> _Exercise instructions_
Transcribe every entry word for word, but skip the images.
● ● ● ● ●
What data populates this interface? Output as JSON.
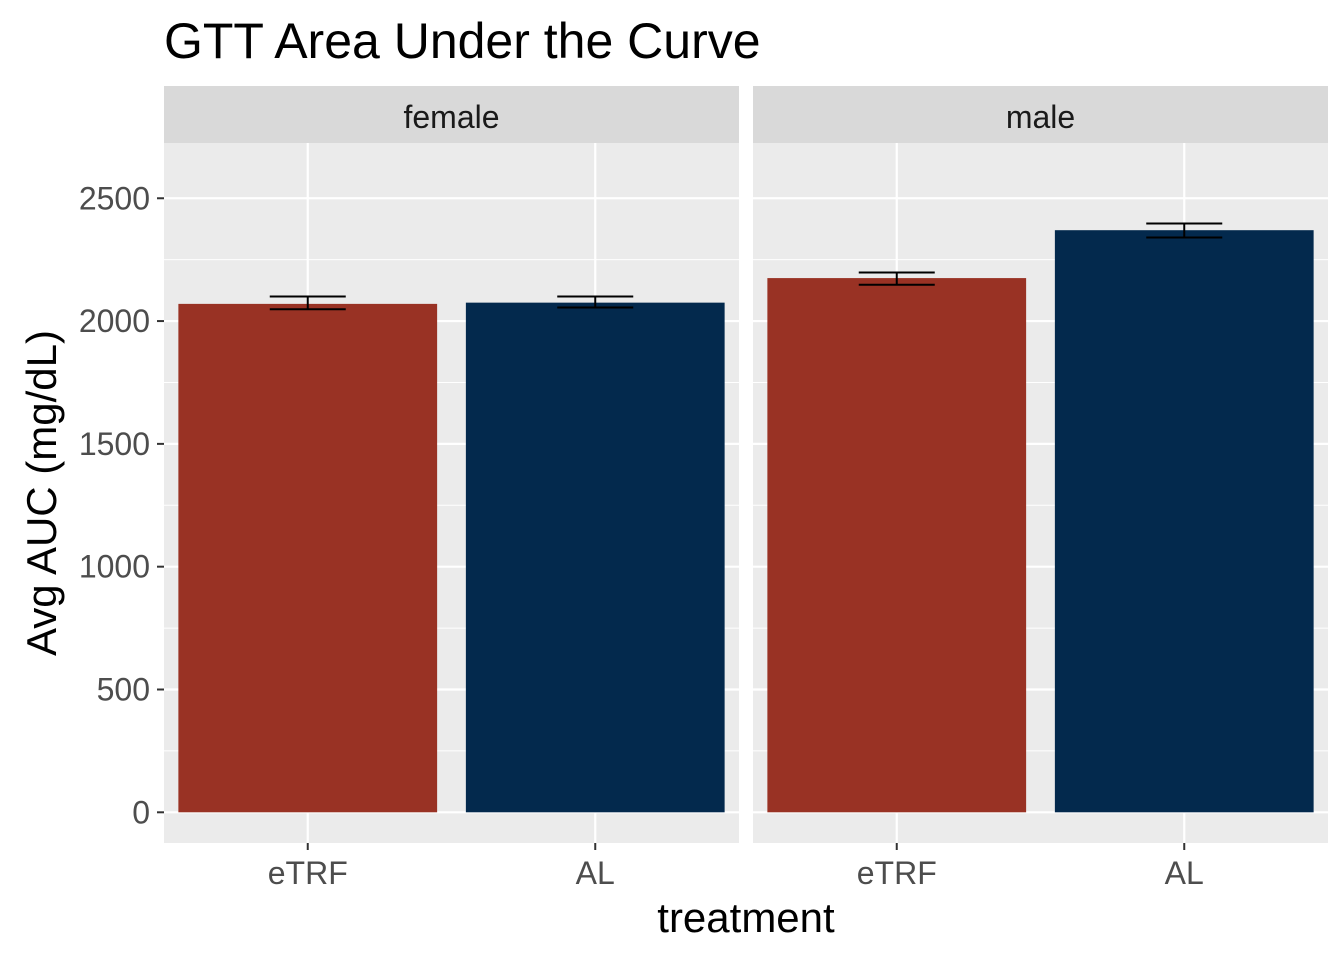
{
  "chart_data": {
    "type": "bar",
    "title": "GTT Area Under the Curve",
    "xlabel": "treatment",
    "ylabel": "Avg AUC (mg/dL)",
    "ylim": [
      -125,
      2725
    ],
    "yticks": [
      0,
      500,
      1000,
      1500,
      2000,
      2500
    ],
    "grid": true,
    "categories": [
      "eTRF",
      "AL"
    ],
    "colors": {
      "eTRF": "#993224",
      "AL": "#03294d"
    },
    "facets": [
      {
        "name": "female",
        "bars": [
          {
            "category": "eTRF",
            "value": 2070,
            "err_low": 2048,
            "err_high": 2100
          },
          {
            "category": "AL",
            "value": 2075,
            "err_low": 2055,
            "err_high": 2100
          }
        ]
      },
      {
        "name": "male",
        "bars": [
          {
            "category": "eTRF",
            "value": 2175,
            "err_low": 2148,
            "err_high": 2198
          },
          {
            "category": "AL",
            "value": 2370,
            "err_low": 2340,
            "err_high": 2397
          }
        ]
      }
    ]
  }
}
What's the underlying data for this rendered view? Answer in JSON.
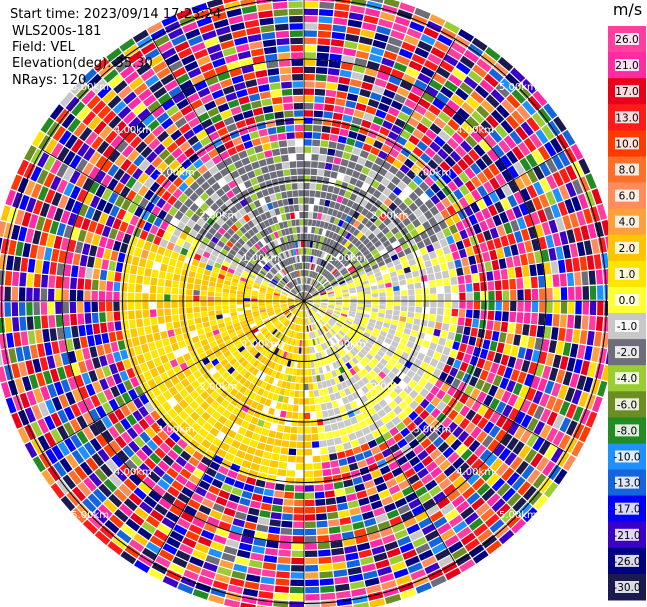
● ● ● ● ●
> _Task response_
What data populates this interface? Output as JSON.
{
  "chart_data": {
    "type": "bar",
    "title": "GTT Area Under the Curve",
    "xlabel": "treatment",
    "ylabel": "Avg AUC (mg/dL)",
    "ylim": [
      -125,
      2725
    ],
    "yticks": [
      0,
      500,
      1000,
      1500,
      2000,
      2500
    ],
    "grid": true,
    "categories": [
      "eTRF",
      "AL"
    ],
    "colors": {
      "eTRF": "#993224",
      "AL": "#03294d"
    },
    "facets": [
      {
        "name": "female",
        "bars": [
          {
            "category": "eTRF",
            "value": 2070,
            "err_low": 2048,
            "err_high": 2100
          },
          {
            "category": "AL",
            "value": 2075,
            "err_low": 2055,
            "err_high": 2100
          }
        ]
      },
      {
        "name": "male",
        "bars": [
          {
            "category": "eTRF",
            "value": 2175,
            "err_low": 2148,
            "err_high": 2198
          },
          {
            "category": "AL",
            "value": 2370,
            "err_low": 2340,
            "err_high": 2397
          }
        ]
      }
    ]
  }
}
What's the underlying data for this rendered view? Answer in JSON.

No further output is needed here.